• **What you need to do**
Output the data below in full, byte for byte. Nothing may differ.

• **Dataset records**
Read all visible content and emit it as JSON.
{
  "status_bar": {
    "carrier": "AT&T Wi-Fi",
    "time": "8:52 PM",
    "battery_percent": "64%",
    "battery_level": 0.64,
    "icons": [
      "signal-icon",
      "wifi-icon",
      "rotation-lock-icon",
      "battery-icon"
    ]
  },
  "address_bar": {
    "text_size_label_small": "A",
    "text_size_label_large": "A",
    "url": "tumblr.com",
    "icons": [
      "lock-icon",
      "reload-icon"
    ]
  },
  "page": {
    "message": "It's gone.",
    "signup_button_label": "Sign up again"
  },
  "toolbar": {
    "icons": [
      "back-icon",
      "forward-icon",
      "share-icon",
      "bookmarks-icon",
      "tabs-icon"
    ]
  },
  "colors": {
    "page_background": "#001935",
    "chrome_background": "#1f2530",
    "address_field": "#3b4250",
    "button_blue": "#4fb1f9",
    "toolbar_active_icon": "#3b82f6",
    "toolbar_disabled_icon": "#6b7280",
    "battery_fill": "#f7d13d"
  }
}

• **Solution for this exercise**
Read all visible content and emit it as JSON.
{
  "status_bar": {
    "carrier": "AT&T Wi-Fi",
    "time": "8:52 PM",
    "battery_percent": "64%",
    "battery_level": 0.64,
    "icons": [
      "signal-icon",
      "wifi-icon",
      "rotation-lock-icon",
      "battery-icon"
    ]
  },
  "address_bar": {
    "text_size_label_small": "A",
    "text_size_label_large": "A",
    "url": "tumblr.com",
    "icons": [
      "lock-icon",
      "reload-icon"
    ]
  },
  "page": {
    "message": "It's gone.",
    "signup_button_label": "Sign up again"
  },
  "toolbar": {
    "icons": [
      "back-icon",
      "forward-icon",
      "share-icon",
      "bookmarks-icon",
      "tabs-icon"
    ]
  },
  "colors": {
    "page_background": "#001935",
    "chrome_background": "#1f2530",
    "address_field": "#3b4250",
    "button_blue": "#4fb1f9",
    "toolbar_active_icon": "#3b82f6",
    "toolbar_disabled_icon": "#6b7280",
    "battery_fill": "#f7d13d"
  }
}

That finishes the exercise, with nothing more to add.